Stored records:
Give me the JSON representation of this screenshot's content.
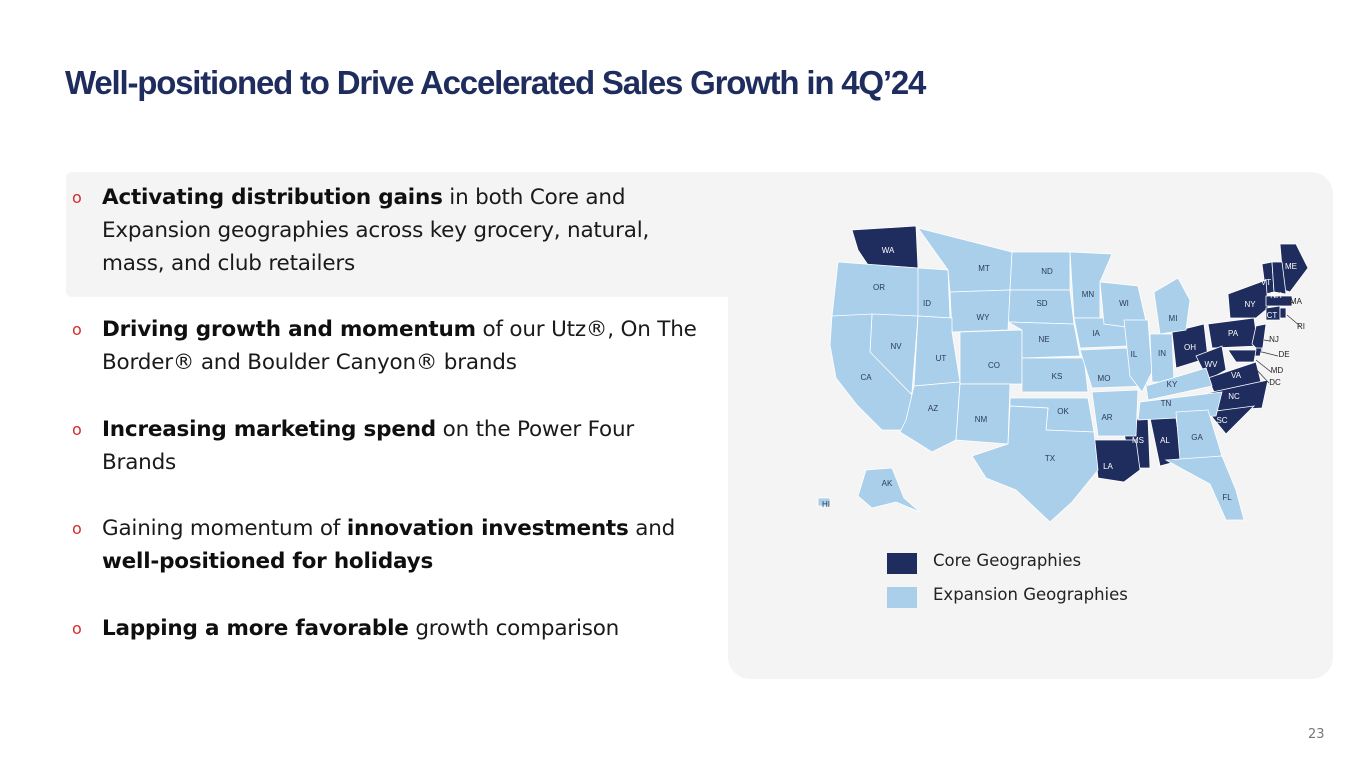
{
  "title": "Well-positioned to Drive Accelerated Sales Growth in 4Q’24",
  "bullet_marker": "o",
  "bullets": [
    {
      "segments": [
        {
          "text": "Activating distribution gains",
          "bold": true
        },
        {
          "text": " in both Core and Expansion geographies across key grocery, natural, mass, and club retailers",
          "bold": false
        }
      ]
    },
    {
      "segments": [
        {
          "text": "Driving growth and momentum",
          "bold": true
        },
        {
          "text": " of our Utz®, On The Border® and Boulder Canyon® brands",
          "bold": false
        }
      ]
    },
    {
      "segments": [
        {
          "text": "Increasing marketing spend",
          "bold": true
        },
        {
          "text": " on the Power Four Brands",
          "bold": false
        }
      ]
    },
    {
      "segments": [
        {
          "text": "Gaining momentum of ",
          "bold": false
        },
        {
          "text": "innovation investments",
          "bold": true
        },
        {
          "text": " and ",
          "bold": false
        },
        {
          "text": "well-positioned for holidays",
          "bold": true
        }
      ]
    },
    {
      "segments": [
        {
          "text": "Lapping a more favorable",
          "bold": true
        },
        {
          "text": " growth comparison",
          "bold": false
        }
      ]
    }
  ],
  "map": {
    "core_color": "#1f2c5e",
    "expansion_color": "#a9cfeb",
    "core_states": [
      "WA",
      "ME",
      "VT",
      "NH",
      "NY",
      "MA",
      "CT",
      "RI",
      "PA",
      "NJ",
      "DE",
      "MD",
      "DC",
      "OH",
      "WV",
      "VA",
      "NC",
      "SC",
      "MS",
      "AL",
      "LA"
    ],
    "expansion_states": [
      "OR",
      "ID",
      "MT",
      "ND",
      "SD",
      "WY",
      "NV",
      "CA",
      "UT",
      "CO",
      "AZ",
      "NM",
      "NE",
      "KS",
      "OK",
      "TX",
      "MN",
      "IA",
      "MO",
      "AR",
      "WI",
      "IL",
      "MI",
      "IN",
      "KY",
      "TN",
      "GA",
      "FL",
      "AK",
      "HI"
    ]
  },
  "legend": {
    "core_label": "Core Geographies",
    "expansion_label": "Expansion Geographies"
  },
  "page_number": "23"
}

Written problem: Quote every record above exactly, leaving out the pictures.

Reply:
Give me the JSON representation of this screenshot's content.
{
  "title": "Well-positioned to Drive Accelerated Sales Growth in 4Q’24",
  "bullet_marker": "o",
  "bullets": [
    {
      "segments": [
        {
          "text": "Activating distribution gains",
          "bold": true
        },
        {
          "text": " in both Core and Expansion geographies across key grocery, natural, mass, and club retailers",
          "bold": false
        }
      ]
    },
    {
      "segments": [
        {
          "text": "Driving growth and momentum",
          "bold": true
        },
        {
          "text": " of our Utz®, On The Border® and Boulder Canyon® brands",
          "bold": false
        }
      ]
    },
    {
      "segments": [
        {
          "text": "Increasing marketing spend",
          "bold": true
        },
        {
          "text": " on the Power Four Brands",
          "bold": false
        }
      ]
    },
    {
      "segments": [
        {
          "text": "Gaining momentum of ",
          "bold": false
        },
        {
          "text": "innovation investments",
          "bold": true
        },
        {
          "text": " and ",
          "bold": false
        },
        {
          "text": "well-positioned for holidays",
          "bold": true
        }
      ]
    },
    {
      "segments": [
        {
          "text": "Lapping a more favorable",
          "bold": true
        },
        {
          "text": " growth comparison",
          "bold": false
        }
      ]
    }
  ],
  "map": {
    "core_color": "#1f2c5e",
    "expansion_color": "#a9cfeb",
    "core_states": [
      "WA",
      "ME",
      "VT",
      "NH",
      "NY",
      "MA",
      "CT",
      "RI",
      "PA",
      "NJ",
      "DE",
      "MD",
      "DC",
      "OH",
      "WV",
      "VA",
      "NC",
      "SC",
      "MS",
      "AL",
      "LA"
    ],
    "expansion_states": [
      "OR",
      "ID",
      "MT",
      "ND",
      "SD",
      "WY",
      "NV",
      "CA",
      "UT",
      "CO",
      "AZ",
      "NM",
      "NE",
      "KS",
      "OK",
      "TX",
      "MN",
      "IA",
      "MO",
      "AR",
      "WI",
      "IL",
      "MI",
      "IN",
      "KY",
      "TN",
      "GA",
      "FL",
      "AK",
      "HI"
    ]
  },
  "legend": {
    "core_label": "Core Geographies",
    "expansion_label": "Expansion Geographies"
  },
  "page_number": "23"
}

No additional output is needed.